Items from a dataset:
= Beginning of Section =

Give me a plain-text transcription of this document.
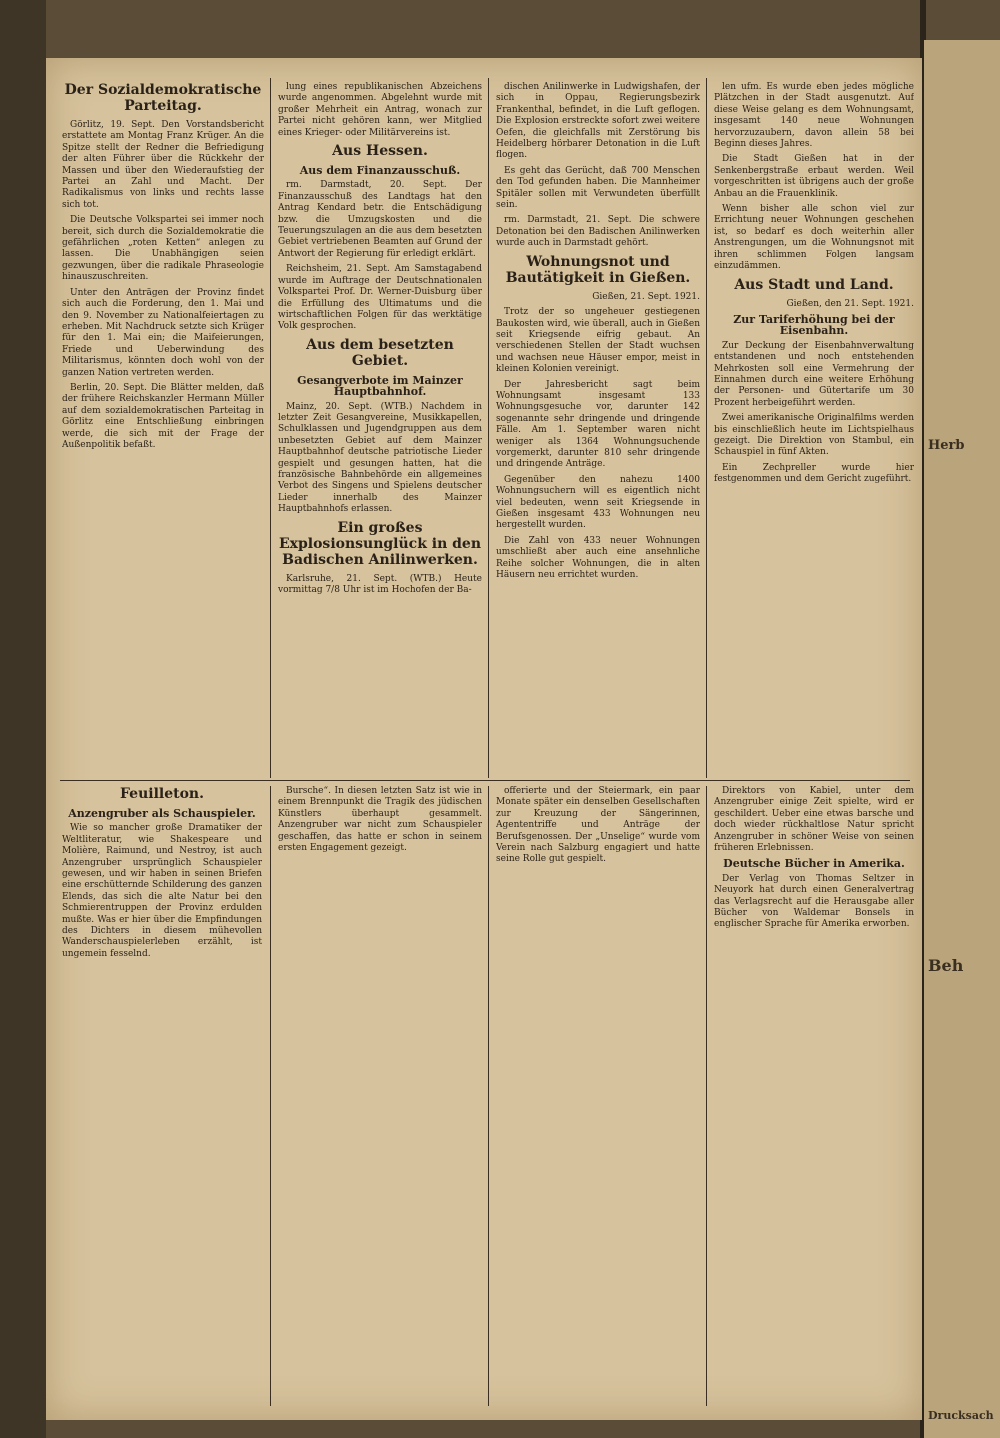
Der Sozialdemokratische Parteitag.

Görlitz, 19. Sept. Den Vorstandsbericht erstattete am Montag Franz Krüger. An die Spitze stellt der Redner die Befriedigung der alten Führer über die Rückkehr der Massen und über den Wiederaufstieg der Partei an Zahl und Macht. Der Radikalismus von links und rechts lasse sich tot.

Die Deutsche Volkspartei sei immer noch bereit, sich durch die Sozialdemokratie die gefährlichen „roten Ketten“ anlegen zu lassen. Die Unabhängigen seien gezwungen, über die radikale Phraseologie hinauszuschreiten.

Unter den Anträgen der Provinz findet sich auch die Forderung, den 1. Mai und den 9. November zu Nationalfeiertagen zu erheben. Mit Nachdruck setzte sich Krüger für den 1. Mai ein; die Maifeierungen, Friede und Ueberwindung des Militarismus, könnten doch wohl von der ganzen Nation vertreten werden.

Berlin, 20. Sept. Die Blätter melden, daß der frühere Reichskanzler Hermann Müller auf dem sozialdemokratischen Parteitag in Görlitz eine Entschließung einbringen werde, die sich mit der Frage der Außenpolitik befaßt.

lung eines republikanischen Abzeichens wurde angenommen. Abgelehnt wurde mit großer Mehrheit ein Antrag, wonach zur Partei nicht gehören kann, wer Mitglied eines Krieger- oder Militärvereins ist.

Aus Hessen.
Aus dem Finanzausschuß.

rm. Darmstadt, 20. Sept. Der Finanzausschuß des Landtags hat den Antrag Kendard betr. die Entschädigung bzw. die Umzugskosten und die Teuerungszulagen an die aus dem besetzten Gebiet vertriebenen Beamten auf Grund der Antwort der Regierung für erledigt erklärt.

Reichsheim, 21. Sept. Am Samstagabend wurde im Auftrage der Deutschnationalen Volkspartei Prof. Dr. Werner-Duisburg über die Erfüllung des Ultimatums und die wirtschaftlichen Folgen für das werktätige Volk gesprochen.

Aus dem besetzten Gebiet.
Gesangverbote im Mainzer Hauptbahnhof.

Mainz, 20. Sept. (WTB.) Nachdem in letzter Zeit Gesangvereine, Musikkapellen, Schulklassen und Jugendgruppen aus dem unbesetzten Gebiet auf dem Mainzer Hauptbahnhof deutsche patriotische Lieder gespielt und gesungen hatten, hat die französische Bahnbehörde ein allgemeines Verbot des Singens und Spielens deutscher Lieder innerhalb des Mainzer Hauptbahnhofs erlassen.

Ein großes Explosionsunglück in den Badischen Anilinwerken.

Karlsruhe, 21. Sept. (WTB.) Heute vormittag 7/8 Uhr ist im Hochofen der Ba-

dischen Anilinwerke in Ludwigshafen, der sich in Oppau, Regierungsbezirk Frankenthal, befindet, in die Luft geflogen. Die Explosion erstreckte sofort zwei weitere Oefen, die gleichfalls mit Zerstörung bis Heidelberg hörbarer Detonation in die Luft flogen.

Es geht das Gerücht, daß 700 Menschen den Tod gefunden haben. Die Mannheimer Spitäler sollen mit Verwundeten überfüllt sein.

rm. Darmstadt, 21. Sept. Die schwere Detonation bei den Badischen Anilinwerken wurde auch in Darmstadt gehört.

Wohnungsnot und Bautätigkeit in Gießen.
Gießen, 21. Sept. 1921.

Trotz der so ungeheuer gestiegenen Baukosten wird, wie überall, auch in Gießen seit Kriegsende eifrig gebaut. An verschiedenen Stellen der Stadt wuchsen und wachsen neue Häuser empor, meist in kleinen Kolonien vereinigt.

Der Jahresbericht sagt beim Wohnungsamt insgesamt 133 Wohnungsgesuche vor, darunter 142 sogenannte sehr dringende und dringende Fälle. Am 1. September waren nicht weniger als 1364 Wohnungsuchende vorgemerkt, darunter 810 sehr dringende und dringende Anträge.

Gegenüber den nahezu 1400 Wohnungsuchern will es eigentlich nicht viel bedeuten, wenn seit Kriegsende in Gießen insgesamt 433 Wohnungen neu hergestellt wurden.

Die Zahl von 433 neuer Wohnungen umschließt aber auch eine ansehnliche Reihe solcher Wohnungen, die in alten Häusern neu errichtet wurden.

len ufm. Es wurde eben jedes mögliche Plätzchen in der Stadt ausgenutzt. Auf diese Weise gelang es dem Wohnungsamt, insgesamt 140 neue Wohnungen hervorzuzaubern, davon allein 58 bei Beginn dieses Jahres.

Die Stadt Gießen hat in der Senkenbergstraße erbaut werden. Weil vorgeschritten ist übrigens auch der große Anbau an die Frauenklinik.

Wenn bisher alle schon viel zur Errichtung neuer Wohnungen geschehen ist, so bedarf es doch weiterhin aller Anstrengungen, um die Wohnungsnot mit ihren schlimmen Folgen langsam einzudämmen.

Aus Stadt und Land.
Gießen, den 21. Sept. 1921.
Zur Tariferhöhung bei der Eisenbahn.

Zur Deckung der Eisenbahnverwaltung entstandenen und noch entstehenden Mehrkosten soll eine Vermehrung der Einnahmen durch eine weitere Erhöhung der Personen- und Gütertarife um 30 Prozent herbeigeführt werden.

Zwei amerikanische Originalfilms werden bis einschließlich heute im Lichtspielhaus gezeigt. Die Direktion von Stambul, ein Schauspiel in fünf Akten.

Ein Zechpreller wurde hier festgenommen und dem Gericht zugeführt.

Feuilleton.
Anzengruber als Schauspieler.

Wie so mancher große Dramatiker der Weltliteratur, wie Shakespeare und Molière, Raimund, und Nestroy, ist auch Anzengruber ursprünglich Schauspieler gewesen, und wir haben in seinen Briefen eine erschütternde Schilderung des ganzen Elends, das sich die alte Natur bei den Schmierentruppen der Provinz erdulden mußte. Was er hier über die Empfindungen des Dichters in diesem mühevollen Wanderschauspielerleben erzählt, ist ungemein fesselnd.

Bursche“. In diesen letzten Satz ist wie in einem Brennpunkt die Tragik des jüdischen Künstlers überhaupt gesammelt. Anzengruber war nicht zum Schauspieler geschaffen, das hatte er schon in seinem ersten Engagement gezeigt.

offerierte und der Steiermark, ein paar Monate später ein denselben Gesellschaften zur Kreuzung der Sängerinnen, Agententriffe und Anträge der Berufsgenossen. Der „Unselige“ wurde vom Verein nach Salzburg engagiert und hatte seine Rolle gut gespielt.

Direktors von Kabiel, unter dem Anzengruber einige Zeit spielte, wird er geschildert. Ueber eine etwas barsche und doch wieder rückhaltlose Natur spricht Anzengruber in schöner Weise von seinen früheren Erlebnissen.

Deutsche Bücher in Amerika.

Der Verlag von Thomas Seltzer in Neuyork hat durch einen Generalvertrag das Verlagsrecht auf die Herausgabe aller Bücher von Waldemar Bonsels in englischer Sprache für Amerika erworben.

Herb
Beh
Drucksach
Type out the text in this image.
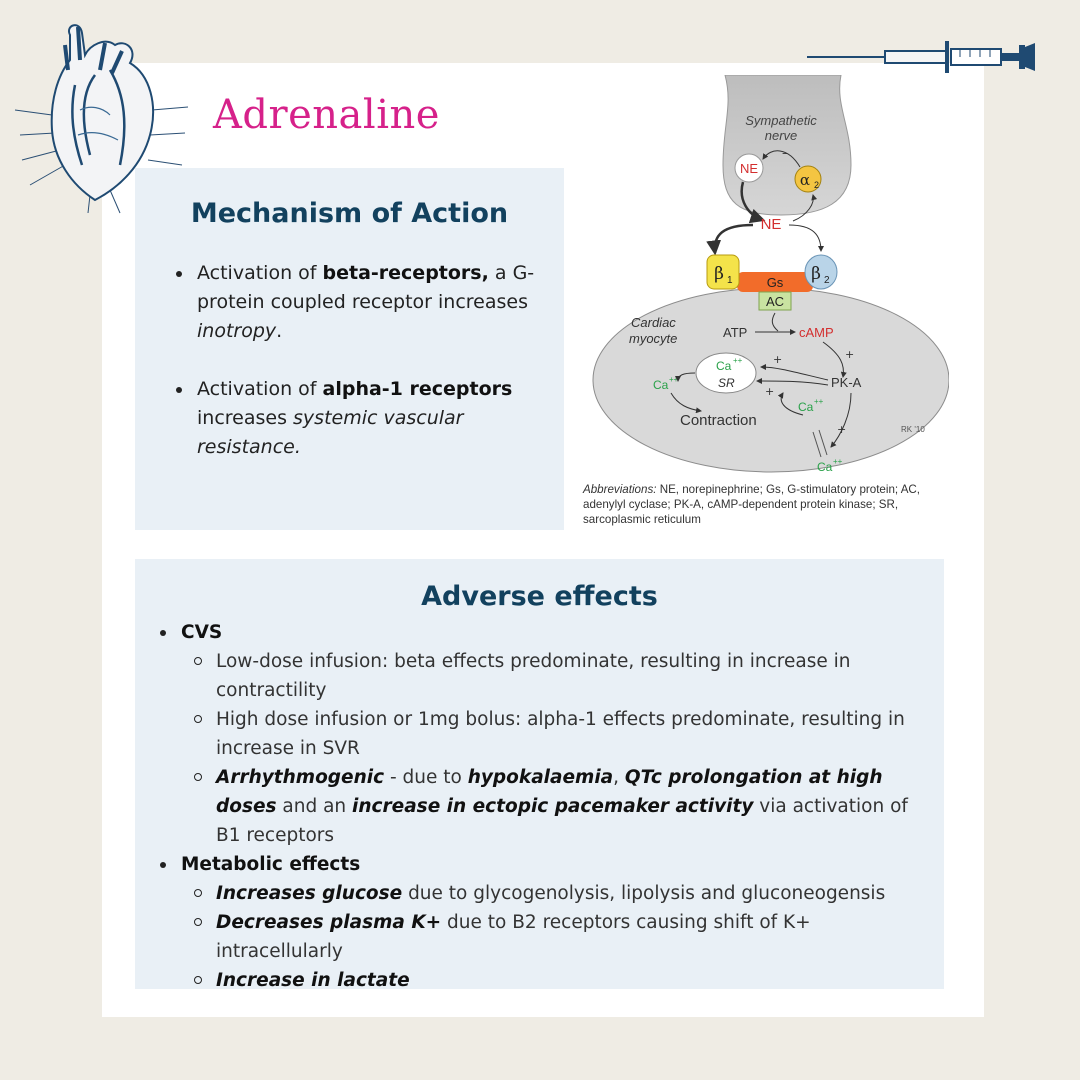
Adrenaline
Mechanism of Action
Activation of beta-receptors, a G-protein coupled receptor increases inotropy.
Activation of alpha-1 receptors increases systemic vascular resistance.
Sympathetic
nerve
NE
α 2
–
NE
Gs
AC
β 1	β 2
Cardiac
myocyte	ATP	cAMP
+
PK-A
Ca ++
SR
Ca ++
+
+
Ca ++
Contraction
+
Ca ++
RK '10

Abbreviations: NE, norepinephrine; Gs, G-stimulatory protein; AC, adenylyl cyclase; PK-A, cAMP-dependent protein kinase; SR, sarcoplasmic reticulum

Adverse effects
CVS
Low-dose infusion: beta effects predominate, resulting in increase in contractility
High dose infusion or 1mg bolus: alpha-1 effects predominate, resulting in increase in SVR
Arrhythmogenic - due to hypokalaemia, QTc prolongation at high doses and an increase in ectopic pacemaker activity via activation of B1 receptors
Metabolic effects
Increases glucose due to glycogenolysis, lipolysis and gluconeogensis
Decreases plasma K+ due to B2 receptors causing shift of K+ intracellularly
Increase in lactate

= End of Section =

#### Task details:
With the pictures left out, give again exactly the lines from the one with "Type out the text in this image." through the end of the data, both included.

#### Response to this task:
Type out the text in this image.
Adrenaline
Mechanism of Action
Activation of beta-receptors, a G-protein coupled receptor increases inotropy.
Activation of alpha-1 receptors increases systemic vascular resistance.
Sympathetic
nerve
NE
α 2
–
NE
Gs
AC
β 1	β 2
Cardiac
myocyte	ATP	cAMP
+
PK-A
Ca ++
SR
Ca ++
+
+
Ca ++
Contraction
+
Ca ++
RK '10

Abbreviations: NE, norepinephrine; Gs, G-stimulatory protein; AC, adenylyl cyclase; PK-A, cAMP-dependent protein kinase; SR, sarcoplasmic reticulum

Adverse effects
CVS
Low-dose infusion: beta effects predominate, resulting in increase in contractility
High dose infusion or 1mg bolus: alpha-1 effects predominate, resulting in increase in SVR
Arrhythmogenic - due to hypokalaemia, QTc prolongation at high doses and an increase in ectopic pacemaker activity via activation of B1 receptors
Metabolic effects
Increases glucose due to glycogenolysis, lipolysis and gluconeogensis
Decreases plasma K+ due to B2 receptors causing shift of K+ intracellularly
Increase in lactate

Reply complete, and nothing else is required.